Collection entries

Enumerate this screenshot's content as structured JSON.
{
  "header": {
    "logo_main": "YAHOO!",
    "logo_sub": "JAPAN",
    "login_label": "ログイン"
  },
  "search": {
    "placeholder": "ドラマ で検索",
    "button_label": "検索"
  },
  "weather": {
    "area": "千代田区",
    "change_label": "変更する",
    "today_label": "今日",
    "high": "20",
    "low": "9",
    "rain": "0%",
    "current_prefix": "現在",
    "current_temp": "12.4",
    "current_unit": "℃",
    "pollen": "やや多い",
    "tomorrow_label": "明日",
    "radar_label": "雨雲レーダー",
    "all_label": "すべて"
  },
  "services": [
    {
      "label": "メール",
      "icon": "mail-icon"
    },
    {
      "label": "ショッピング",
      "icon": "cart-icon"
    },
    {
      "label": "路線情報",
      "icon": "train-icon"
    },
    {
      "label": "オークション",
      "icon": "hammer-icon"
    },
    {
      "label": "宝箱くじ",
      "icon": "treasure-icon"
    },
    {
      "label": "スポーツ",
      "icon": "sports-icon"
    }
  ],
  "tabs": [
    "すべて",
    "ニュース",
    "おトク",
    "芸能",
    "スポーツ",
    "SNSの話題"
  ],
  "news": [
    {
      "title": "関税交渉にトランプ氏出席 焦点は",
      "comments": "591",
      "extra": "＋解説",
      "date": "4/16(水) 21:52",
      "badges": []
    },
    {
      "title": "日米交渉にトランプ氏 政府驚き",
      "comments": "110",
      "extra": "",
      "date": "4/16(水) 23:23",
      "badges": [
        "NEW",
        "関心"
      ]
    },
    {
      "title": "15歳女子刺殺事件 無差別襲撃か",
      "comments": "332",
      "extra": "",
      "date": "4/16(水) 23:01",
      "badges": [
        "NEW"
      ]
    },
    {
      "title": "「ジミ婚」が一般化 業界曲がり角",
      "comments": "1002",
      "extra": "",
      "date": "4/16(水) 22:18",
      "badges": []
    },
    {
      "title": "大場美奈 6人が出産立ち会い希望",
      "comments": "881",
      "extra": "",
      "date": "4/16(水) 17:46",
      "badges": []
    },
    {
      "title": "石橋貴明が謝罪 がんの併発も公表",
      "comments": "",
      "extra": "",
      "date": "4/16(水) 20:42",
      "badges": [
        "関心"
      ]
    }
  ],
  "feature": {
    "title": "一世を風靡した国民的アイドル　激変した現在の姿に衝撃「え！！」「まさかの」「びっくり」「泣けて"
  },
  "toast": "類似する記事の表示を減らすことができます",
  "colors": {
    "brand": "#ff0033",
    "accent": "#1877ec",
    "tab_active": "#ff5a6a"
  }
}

* [Problem to solve]:
Extract from the material all lines containing the string "date".

* [Full response]:
      "date": "4/16(水) 21:52",
      "date": "4/16(水) 23:23",
      "date": "4/16(水) 23:01",
      "date": "4/16(水) 22:18",
      "date": "4/16(水) 17:46",
      "date": "4/16(水) 20:42",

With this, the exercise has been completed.